▶ [WHAT IS BEING ASKED]: Output solely the number of lines containing the string "Instance".

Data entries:
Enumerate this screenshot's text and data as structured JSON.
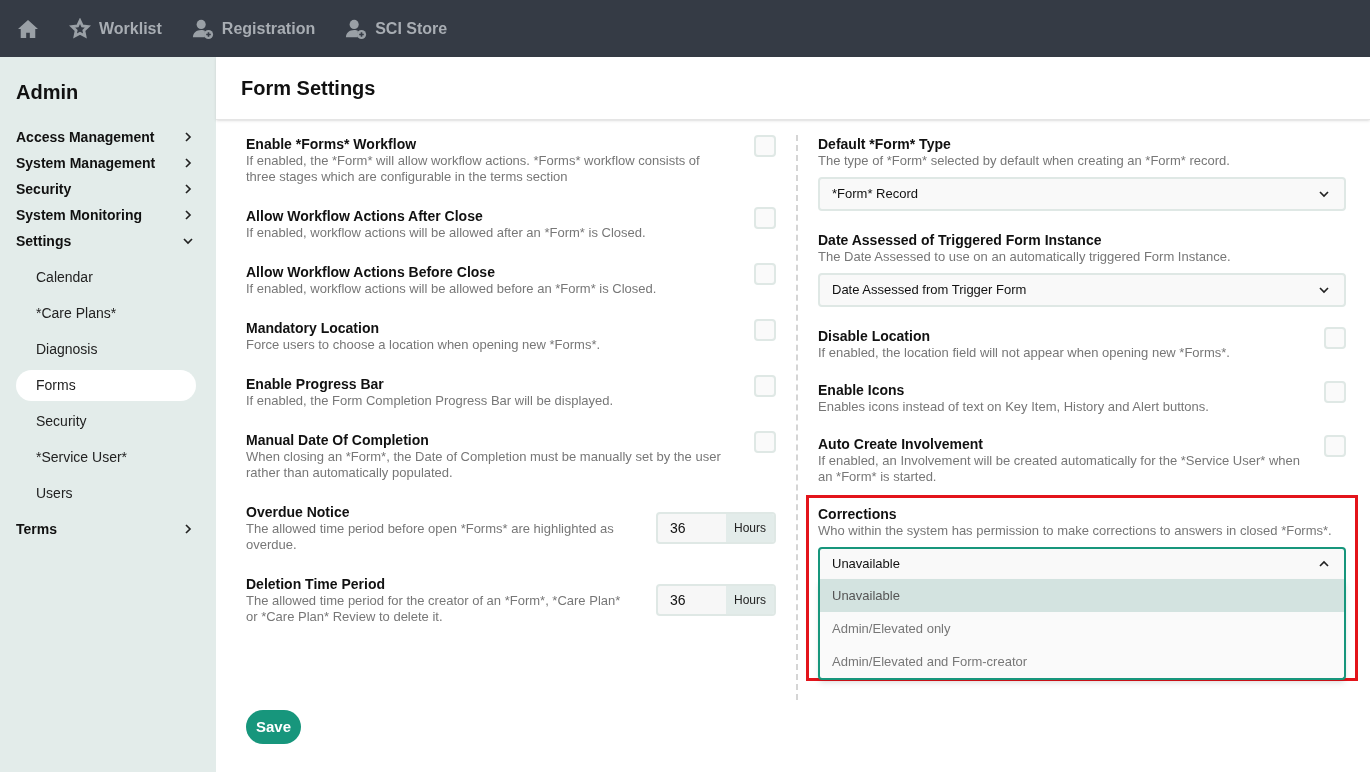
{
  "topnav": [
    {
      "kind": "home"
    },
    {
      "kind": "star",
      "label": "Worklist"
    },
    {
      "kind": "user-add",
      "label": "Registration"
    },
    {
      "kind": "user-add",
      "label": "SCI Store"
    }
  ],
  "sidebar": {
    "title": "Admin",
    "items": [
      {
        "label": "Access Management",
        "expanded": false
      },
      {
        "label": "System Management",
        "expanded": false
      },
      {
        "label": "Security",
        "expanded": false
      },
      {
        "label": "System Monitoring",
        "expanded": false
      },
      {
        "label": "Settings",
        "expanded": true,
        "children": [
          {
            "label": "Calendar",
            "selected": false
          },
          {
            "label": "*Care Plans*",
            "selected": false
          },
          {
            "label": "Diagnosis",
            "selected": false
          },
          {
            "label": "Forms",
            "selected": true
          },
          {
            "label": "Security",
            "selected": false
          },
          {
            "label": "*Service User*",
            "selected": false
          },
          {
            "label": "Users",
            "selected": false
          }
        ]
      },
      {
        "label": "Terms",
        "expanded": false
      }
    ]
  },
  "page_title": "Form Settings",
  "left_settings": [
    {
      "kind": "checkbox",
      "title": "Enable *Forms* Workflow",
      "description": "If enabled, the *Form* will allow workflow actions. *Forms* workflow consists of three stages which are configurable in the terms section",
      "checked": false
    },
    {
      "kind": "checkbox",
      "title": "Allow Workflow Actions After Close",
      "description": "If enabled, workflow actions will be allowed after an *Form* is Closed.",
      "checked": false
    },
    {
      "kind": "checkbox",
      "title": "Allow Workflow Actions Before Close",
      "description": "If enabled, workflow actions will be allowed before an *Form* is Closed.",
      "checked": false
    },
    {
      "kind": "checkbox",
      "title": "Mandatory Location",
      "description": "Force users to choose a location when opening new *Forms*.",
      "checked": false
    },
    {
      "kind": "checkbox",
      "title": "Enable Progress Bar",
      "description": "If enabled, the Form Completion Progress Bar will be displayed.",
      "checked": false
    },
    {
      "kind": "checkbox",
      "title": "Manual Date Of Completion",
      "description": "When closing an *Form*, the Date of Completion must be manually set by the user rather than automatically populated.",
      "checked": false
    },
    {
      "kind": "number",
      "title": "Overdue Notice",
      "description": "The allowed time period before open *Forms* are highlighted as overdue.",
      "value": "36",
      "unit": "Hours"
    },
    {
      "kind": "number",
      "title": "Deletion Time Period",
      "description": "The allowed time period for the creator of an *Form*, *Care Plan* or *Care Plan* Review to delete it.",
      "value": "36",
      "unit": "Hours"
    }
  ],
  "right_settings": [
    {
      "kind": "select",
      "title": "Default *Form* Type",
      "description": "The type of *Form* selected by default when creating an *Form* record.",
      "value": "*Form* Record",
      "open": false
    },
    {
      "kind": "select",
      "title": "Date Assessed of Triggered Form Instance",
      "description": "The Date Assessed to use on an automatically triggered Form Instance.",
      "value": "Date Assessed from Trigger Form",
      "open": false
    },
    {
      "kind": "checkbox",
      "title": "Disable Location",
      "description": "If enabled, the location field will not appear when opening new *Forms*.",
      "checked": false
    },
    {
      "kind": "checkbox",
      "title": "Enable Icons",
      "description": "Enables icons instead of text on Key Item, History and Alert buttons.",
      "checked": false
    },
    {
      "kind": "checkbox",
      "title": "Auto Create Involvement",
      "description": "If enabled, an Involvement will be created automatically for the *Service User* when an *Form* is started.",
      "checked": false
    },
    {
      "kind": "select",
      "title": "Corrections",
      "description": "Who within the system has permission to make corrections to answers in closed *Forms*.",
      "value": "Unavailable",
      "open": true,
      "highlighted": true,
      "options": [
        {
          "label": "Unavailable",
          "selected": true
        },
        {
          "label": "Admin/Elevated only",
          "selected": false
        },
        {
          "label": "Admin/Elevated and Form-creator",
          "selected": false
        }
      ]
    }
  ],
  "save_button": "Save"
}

---

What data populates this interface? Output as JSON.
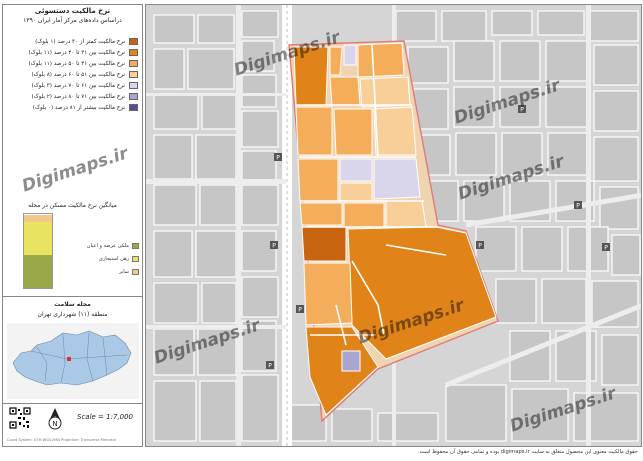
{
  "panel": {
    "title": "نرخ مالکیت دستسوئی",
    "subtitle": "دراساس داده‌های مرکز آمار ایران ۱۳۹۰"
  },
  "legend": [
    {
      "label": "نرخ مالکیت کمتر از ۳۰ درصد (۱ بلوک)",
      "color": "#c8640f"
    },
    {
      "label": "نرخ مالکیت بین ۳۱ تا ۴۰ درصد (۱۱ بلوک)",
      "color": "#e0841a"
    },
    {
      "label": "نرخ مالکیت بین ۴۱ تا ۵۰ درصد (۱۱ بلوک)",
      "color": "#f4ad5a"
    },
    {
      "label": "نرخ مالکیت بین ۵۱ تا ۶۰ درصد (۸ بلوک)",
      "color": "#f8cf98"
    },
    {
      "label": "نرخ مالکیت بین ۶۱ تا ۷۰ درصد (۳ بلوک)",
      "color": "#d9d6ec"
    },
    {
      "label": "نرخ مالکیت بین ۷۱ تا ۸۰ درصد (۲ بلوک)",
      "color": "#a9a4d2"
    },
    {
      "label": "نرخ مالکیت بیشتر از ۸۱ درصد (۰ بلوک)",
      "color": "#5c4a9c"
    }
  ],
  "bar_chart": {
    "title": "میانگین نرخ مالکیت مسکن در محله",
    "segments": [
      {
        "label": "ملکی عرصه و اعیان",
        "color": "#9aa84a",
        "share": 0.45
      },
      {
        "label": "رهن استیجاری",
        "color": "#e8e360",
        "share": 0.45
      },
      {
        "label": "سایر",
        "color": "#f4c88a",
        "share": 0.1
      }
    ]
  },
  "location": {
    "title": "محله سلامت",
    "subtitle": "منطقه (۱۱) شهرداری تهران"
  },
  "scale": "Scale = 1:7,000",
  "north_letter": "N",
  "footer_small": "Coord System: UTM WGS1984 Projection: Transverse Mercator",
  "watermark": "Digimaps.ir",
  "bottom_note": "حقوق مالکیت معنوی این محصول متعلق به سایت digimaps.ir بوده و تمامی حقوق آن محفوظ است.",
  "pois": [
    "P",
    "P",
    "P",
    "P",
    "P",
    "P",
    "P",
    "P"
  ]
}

--

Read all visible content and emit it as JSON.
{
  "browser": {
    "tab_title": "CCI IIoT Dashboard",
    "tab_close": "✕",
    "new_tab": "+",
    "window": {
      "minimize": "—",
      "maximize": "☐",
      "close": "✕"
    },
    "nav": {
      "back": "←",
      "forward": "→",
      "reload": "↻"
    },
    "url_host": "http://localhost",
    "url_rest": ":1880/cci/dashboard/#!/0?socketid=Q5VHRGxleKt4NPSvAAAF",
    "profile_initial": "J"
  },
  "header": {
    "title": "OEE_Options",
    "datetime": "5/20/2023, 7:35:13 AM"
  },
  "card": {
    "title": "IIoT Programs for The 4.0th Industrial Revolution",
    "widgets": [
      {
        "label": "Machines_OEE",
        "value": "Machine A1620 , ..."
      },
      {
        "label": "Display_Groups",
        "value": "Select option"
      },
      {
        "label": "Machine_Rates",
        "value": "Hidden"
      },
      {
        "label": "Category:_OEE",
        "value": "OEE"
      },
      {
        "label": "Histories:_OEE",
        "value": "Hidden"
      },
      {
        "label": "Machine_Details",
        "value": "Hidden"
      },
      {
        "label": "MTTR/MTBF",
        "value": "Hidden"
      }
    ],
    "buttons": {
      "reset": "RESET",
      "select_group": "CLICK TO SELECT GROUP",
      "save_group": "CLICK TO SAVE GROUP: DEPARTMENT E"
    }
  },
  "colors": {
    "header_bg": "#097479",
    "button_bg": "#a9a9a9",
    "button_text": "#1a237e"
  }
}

▶ [RESULT OF THE EXERCISE]: 2